:: Stated exercise ::
Retype the listing that follows, exactly as written.

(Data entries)
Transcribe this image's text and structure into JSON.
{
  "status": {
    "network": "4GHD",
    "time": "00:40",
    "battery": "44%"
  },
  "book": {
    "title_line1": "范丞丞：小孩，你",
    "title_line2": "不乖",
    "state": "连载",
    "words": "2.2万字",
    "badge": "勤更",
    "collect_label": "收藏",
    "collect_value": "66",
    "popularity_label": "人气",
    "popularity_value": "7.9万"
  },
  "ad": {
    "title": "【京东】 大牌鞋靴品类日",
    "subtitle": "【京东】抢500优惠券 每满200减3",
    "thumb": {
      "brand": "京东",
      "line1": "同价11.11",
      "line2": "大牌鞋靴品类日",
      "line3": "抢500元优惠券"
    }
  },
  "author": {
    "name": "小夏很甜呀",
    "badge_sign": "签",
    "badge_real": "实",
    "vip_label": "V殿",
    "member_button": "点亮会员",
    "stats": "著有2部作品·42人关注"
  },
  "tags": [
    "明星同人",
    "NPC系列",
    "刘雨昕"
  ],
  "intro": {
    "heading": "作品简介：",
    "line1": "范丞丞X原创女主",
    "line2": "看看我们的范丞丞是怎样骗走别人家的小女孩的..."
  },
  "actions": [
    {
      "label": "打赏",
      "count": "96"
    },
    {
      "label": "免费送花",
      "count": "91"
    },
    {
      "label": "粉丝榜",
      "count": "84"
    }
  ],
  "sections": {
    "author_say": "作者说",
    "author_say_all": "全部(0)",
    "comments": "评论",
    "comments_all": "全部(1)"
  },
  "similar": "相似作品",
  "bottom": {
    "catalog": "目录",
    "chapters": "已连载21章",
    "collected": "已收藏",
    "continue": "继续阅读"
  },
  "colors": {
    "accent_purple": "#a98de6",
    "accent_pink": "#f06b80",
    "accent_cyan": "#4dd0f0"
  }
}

:: Answer below ::
Transcribe this image's text and structure into JSON.
{
  "status": {
    "network": "4GHD",
    "time": "00:40",
    "battery": "44%"
  },
  "book": {
    "title_line1": "范丞丞：小孩，你",
    "title_line2": "不乖",
    "state": "连载",
    "words": "2.2万字",
    "badge": "勤更",
    "collect_label": "收藏",
    "collect_value": "66",
    "popularity_label": "人气",
    "popularity_value": "7.9万"
  },
  "ad": {
    "title": "【京东】 大牌鞋靴品类日",
    "subtitle": "【京东】抢500优惠券 每满200减3",
    "thumb": {
      "brand": "京东",
      "line1": "同价11.11",
      "line2": "大牌鞋靴品类日",
      "line3": "抢500元优惠券"
    }
  },
  "author": {
    "name": "小夏很甜呀",
    "badge_sign": "签",
    "badge_real": "实",
    "vip_label": "V殿",
    "member_button": "点亮会员",
    "stats": "著有2部作品·42人关注"
  },
  "tags": [
    "明星同人",
    "NPC系列",
    "刘雨昕"
  ],
  "intro": {
    "heading": "作品简介：",
    "line1": "范丞丞X原创女主",
    "line2": "看看我们的范丞丞是怎样骗走别人家的小女孩的..."
  },
  "actions": [
    {
      "label": "打赏",
      "count": "96"
    },
    {
      "label": "免费送花",
      "count": "91"
    },
    {
      "label": "粉丝榜",
      "count": "84"
    }
  ],
  "sections": {
    "author_say": "作者说",
    "author_say_all": "全部(0)",
    "comments": "评论",
    "comments_all": "全部(1)"
  },
  "similar": "相似作品",
  "bottom": {
    "catalog": "目录",
    "chapters": "已连载21章",
    "collected": "已收藏",
    "continue": "继续阅读"
  },
  "colors": {
    "accent_purple": "#a98de6",
    "accent_pink": "#f06b80",
    "accent_cyan": "#4dd0f0"
  }
}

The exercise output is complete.